PACS pave the way for greater political influence in Rural America

WASHINGTON, July 21, 2014 – Shortly after the U.S. House of Representatives defeated the farm bill on June 20, 2013, Rep. Justin Amash, along with hundreds of business leaders, government officials and staff, attended a $250-a-plate dinner hosted by the Competitive Enterprise Institute (CEI). The libertarian group, which espouses “free market” principles, made a James Bond spoof video called "Capitalism Never Dies,” and the group's president, Lawson Bader, sported a kilt in tribute to actor Sean Connery.

 
But before the elaborate Bond-themed dinner began, the emcee announced two other reasons to celebrate: CEI had just raised $1 million from sources like Google, Facebook, Koch, Altria and the Association of American Railroads. Plus, there was the political victory: the organization had helped defeat the farm bill - thanks in part to Amash and dozens of other House conservatives.

● **PROMPT 1**:
Put the entries into a Markdown table, starting at the line that contains "- air-vent-1: [82, 43, 128, 54]" and ending at the line that contains "- conference-room-photo: 热烈欢迎浙江省", with both ends included and blank lines left out. Give the table two columns, Row for the row number and Entry for the line.

● **ENTRIES PROVIDED**:
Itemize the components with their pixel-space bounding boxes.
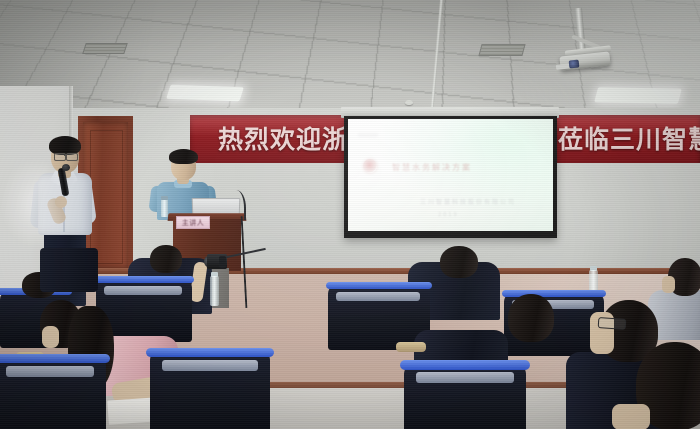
- air-vent-1: [82, 43, 128, 54]
- seat-band-front-left: [162, 360, 258, 371]
- audience-eyeglasses-icon: [598, 317, 627, 330]
- slide-title-text: 智慧水务解决方案: [392, 162, 472, 173]
- standing-person-lower-body: [40, 248, 98, 292]
- air-vent-2: [478, 44, 525, 56]
- seat-frame-back-center: [326, 282, 432, 289]
- microphone-head-icon: [62, 164, 70, 171]
- welcome-banner-left: 热烈欢迎浙江省: [190, 115, 350, 163]
- welcome-banner-right: 莅临三川智慧授课: [556, 115, 700, 163]
- banner-right-text: 莅临三川智慧授课: [556, 127, 700, 152]
- seat-headrest-band-back-center: [336, 292, 420, 301]
- podium-water-bottle: [161, 199, 168, 217]
- slide-logo-icon: [363, 159, 377, 173]
- audience-face-far-right: [662, 276, 675, 293]
- audience-head-right-back: [440, 246, 478, 278]
- ceiling-light-panel-2: [594, 87, 682, 103]
- speaker-glasses-bridge: [64, 155, 67, 156]
- projector-lens-icon: [569, 59, 580, 68]
- podium-sign-text: 主讲人: [182, 218, 205, 228]
- slide-corner-mark: [358, 133, 378, 137]
- ceiling-light-panel-1: [166, 85, 244, 102]
- audience-hand-foreground-right: [612, 404, 650, 429]
- audience-face-pink: [42, 326, 59, 348]
- seat-frame-back-left: [94, 276, 194, 283]
- podium-bottle-cap: [161, 196, 168, 200]
- smoke-detector-icon: [405, 100, 413, 105]
- speaker-hand: [55, 196, 67, 208]
- speaker-glasses-right-lens-icon: [66, 153, 78, 161]
- podium-name-sign: 主讲人: [176, 216, 210, 229]
- camera-grip: [219, 256, 226, 268]
- presenter-hair: [169, 149, 198, 164]
- audience-head-uniform: [150, 245, 182, 273]
- audience-head-mid-center: [508, 294, 554, 342]
- seat-frame-front-left: [146, 348, 274, 357]
- seat-headrest-band-back-left: [104, 286, 182, 295]
- seat-band-front-center: [416, 372, 514, 383]
- seat-frame-front-far-left: [0, 354, 110, 363]
- banner-left-text: 热烈欢迎浙江省: [190, 127, 350, 152]
- seat-frame-front-center: [400, 360, 530, 370]
- seat-band-front-far-left: [6, 366, 94, 377]
- projection-screen-surface: 智慧水务解决方案 三川智慧科技股份有限公司 2019: [348, 119, 553, 231]
- desk-water-bottle-left: [210, 276, 219, 306]
- seat-armrest-center: [396, 342, 426, 352]
- slide-footnote-text: 2019: [438, 212, 459, 218]
- seat-frame-back-right: [502, 290, 606, 297]
- conference-room-photo: 热烈欢迎浙江省 莅临三川智慧授课 智慧水务解决方案 三川智慧科技股份有限公司 2…: [0, 0, 700, 429]
- door-panel-inset: [90, 130, 123, 264]
- slide-subtitle-text: 三川智慧科技股份有限公司: [420, 197, 516, 206]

● **PROMPT 2**:
Write the next part of the article on PACs and political influence in rural America, picking up after its last sentence.

● **WRITTEN RESPONSE 1**:
| Row | Entry |
|---|---|
| 1 | - air-vent-1: [82, 43, 128, 54] |
| 2 | - seat-band-front-left: [162, 360, 258, 371] |
| 3 | - audience-eyeglasses-icon: [598, 317, 627, 330] |
| 4 | - slide-title-text: 智慧水务解决方案: [392, 162, 472, 173] |
| 5 | - standing-person-lower-body: [40, 248, 98, 292] |
| 6 | - air-vent-2: [478, 44, 525, 56] |
| 7 | - seat-frame-back-center: [326, 282, 432, 289] |
| 8 | - microphone-head-icon: [62, 164, 70, 171] |
| 9 | - welcome-banner-left: 热烈欢迎浙江省: [190, 115, 350, 163] |
| 10 | - welcome-banner-right: 莅临三川智慧授课: [556, 115, 700, 163] |
| 11 | - banner-right-text: 莅临三川智慧授课: [556, 127, 700, 152] |
| 12 | - seat-headrest-band-back-center: [336, 292, 420, 301] |
| 13 | - podium-water-bottle: [161, 199, 168, 217] |
| 14 | - slide-logo-icon: [363, 159, 377, 173] |
| 15 | - audience-face-far-right: [662, 276, 675, 293] |
| 16 | - audience-head-right-back: [440, 246, 478, 278] |
| 17 | - ceiling-light-panel-2: [594, 87, 682, 103] |
| 18 | - speaker-glasses-bridge: [64, 155, 67, 156] |
| 19 | - projector-lens-icon: [569, 59, 580, 68] |
| 20 | - podium-sign-text: 主讲人: [182, 218, 205, 228] |
| 21 | - slide-corner-mark: [358, 133, 378, 137] |
| 22 | - ceiling-light-panel-1: [166, 85, 244, 102] |
| 23 | - audience-hand-foreground-right: [612, 404, 650, 429] |
| 24 | - audience-face-pink: [42, 326, 59, 348] |
| 25 | - seat-frame-back-left: [94, 276, 194, 283] |
| 26 | - podium-bottle-cap: [161, 196, 168, 200] |
| 27 | - smoke-detector-icon: [405, 100, 413, 105] |
| 28 | - speaker-hand: [55, 196, 67, 208] |
| 29 | - speaker-glasses-right-lens-icon: [66, 153, 78, 161] |
| 30 | - podium-name-sign: 主讲人: [176, 216, 210, 229] |
| 31 | - camera-grip: [219, 256, 226, 268] |
| 32 | - presenter-hair: [169, 149, 198, 164] |
| 33 | - audience-head-uniform: [150, 245, 182, 273] |
| 34 | - audience-head-mid-center: [508, 294, 554, 342] |
| 35 | - seat-frame-front-left: [146, 348, 274, 357] |
| 36 | - seat-headrest-band-back-left: [104, 286, 182, 295] |
| 37 | - seat-band-front-center: [416, 372, 514, 383] |
| 38 | - seat-frame-front-far-left: [0, 354, 110, 363] |
| 39 | - banner-left-text: 热烈欢迎浙江省: [190, 127, 350, 152] |
| 40 | - seat-frame-front-center: [400, 360, 530, 370] |
| 41 | - seat-band-front-far-left: [6, 366, 94, 377] |
| 42 | - projection-screen-surface: 智慧水务解决方案 三川智慧科技股份有限公司 2019: [348, 119, 553, 231] |
| 43 | - desk-water-bottle-left: [210, 276, 219, 306] |
| 44 | - seat-armrest-center: [396, 342, 426, 352] |
| 45 | - slide-footnote-text: 2019: [438, 212, 459, 218] |
| 46 | - seat-frame-back-right: [502, 290, 606, 297] |
| 47 | - conference-room-photo: 热烈欢迎浙江省 莅临三川智慧授课 智慧水务解决方案 三川智慧科技股份有限公司 2…: [0, 0, 700, 429] |

● **WRITTEN RESPONSE 2**:
CEI aligned with conservative groups, such as Heritage Action, Taxpayers for Common Sense and the National Taxpayers Union, along with an eclectic mix of other organizations, including the National Black Farmers Association, U.S. PIRG, and Defenders of Wildlife and the Environmental Working Group, in order to bring down the farm bill. Several of them expressed concerns about the largess of the bill, which was expected to cost about $956 million over the next 10 years, at a time when farmers were enjoying record farm incomes. The largest portion – almost 80 percent – would be spent on food stamps, or the Supplemental Nutrition Assistance Program (SNAP).

 

It was widely known that Rep. Amash had concerns about SNAP and supported splitting the “nutrition” portion of the bill away from the “farm” portion, while adding more work requirements for SNAP recipients. But he also opposed price supports and other farm programs  “because they damage the economy, harm consumers, and hurt the environment by encouraging more agricultural production than may be necessary,” he explained on his Facebook page.

Asked after the CEI dinner what it would take to win his support for the farm bill, the Michigan Republican told Agri-Pulse that he wasn’t sure, but the bill would have to be significantly rewritten before he could support it because of concerns over both crop insurance and SNAP.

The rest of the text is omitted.